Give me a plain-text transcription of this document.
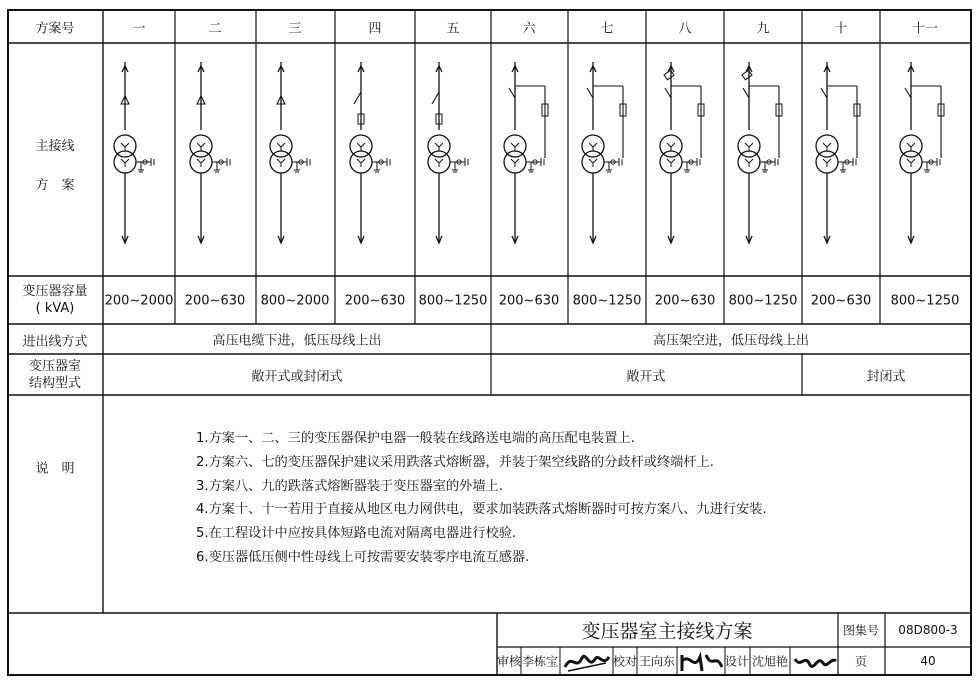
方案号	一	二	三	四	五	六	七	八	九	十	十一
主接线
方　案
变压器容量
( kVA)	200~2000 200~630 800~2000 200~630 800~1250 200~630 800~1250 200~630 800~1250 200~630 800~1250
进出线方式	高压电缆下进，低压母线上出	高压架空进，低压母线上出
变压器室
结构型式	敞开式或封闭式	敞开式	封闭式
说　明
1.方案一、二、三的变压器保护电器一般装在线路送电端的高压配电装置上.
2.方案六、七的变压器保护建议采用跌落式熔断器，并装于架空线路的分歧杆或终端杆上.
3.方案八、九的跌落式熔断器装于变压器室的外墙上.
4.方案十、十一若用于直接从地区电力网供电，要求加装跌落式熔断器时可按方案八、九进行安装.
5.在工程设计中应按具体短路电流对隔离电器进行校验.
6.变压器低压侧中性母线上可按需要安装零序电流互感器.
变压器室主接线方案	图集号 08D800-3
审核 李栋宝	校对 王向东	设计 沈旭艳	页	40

◆ ◆ ◆ ◆ ◆

TASK TO COMPLETE:
Without the pictures, print the records in full, exactly as they appear.

RESULT:
Give me a plain-text transcription of this document.
方案号	一	二	三	四	五	六	七	八	九	十	十一
主接线
方　案
变压器容量
( kVA)	200~2000 200~630 800~2000 200~630 800~1250 200~630 800~1250 200~630 800~1250 200~630 800~1250
进出线方式	高压电缆下进，低压母线上出	高压架空进，低压母线上出
变压器室
结构型式	敞开式或封闭式	敞开式	封闭式
说　明
1.方案一、二、三的变压器保护电器一般装在线路送电端的高压配电装置上.
2.方案六、七的变压器保护建议采用跌落式熔断器，并装于架空线路的分歧杆或终端杆上.
3.方案八、九的跌落式熔断器装于变压器室的外墙上.
4.方案十、十一若用于直接从地区电力网供电，要求加装跌落式熔断器时可按方案八、九进行安装.
5.在工程设计中应按具体短路电流对隔离电器进行校验.
6.变压器低压侧中性母线上可按需要安装零序电流互感器.
变压器室主接线方案	图集号 08D800-3
审核 李栋宝	校对 王向东	设计 沈旭艳	页	40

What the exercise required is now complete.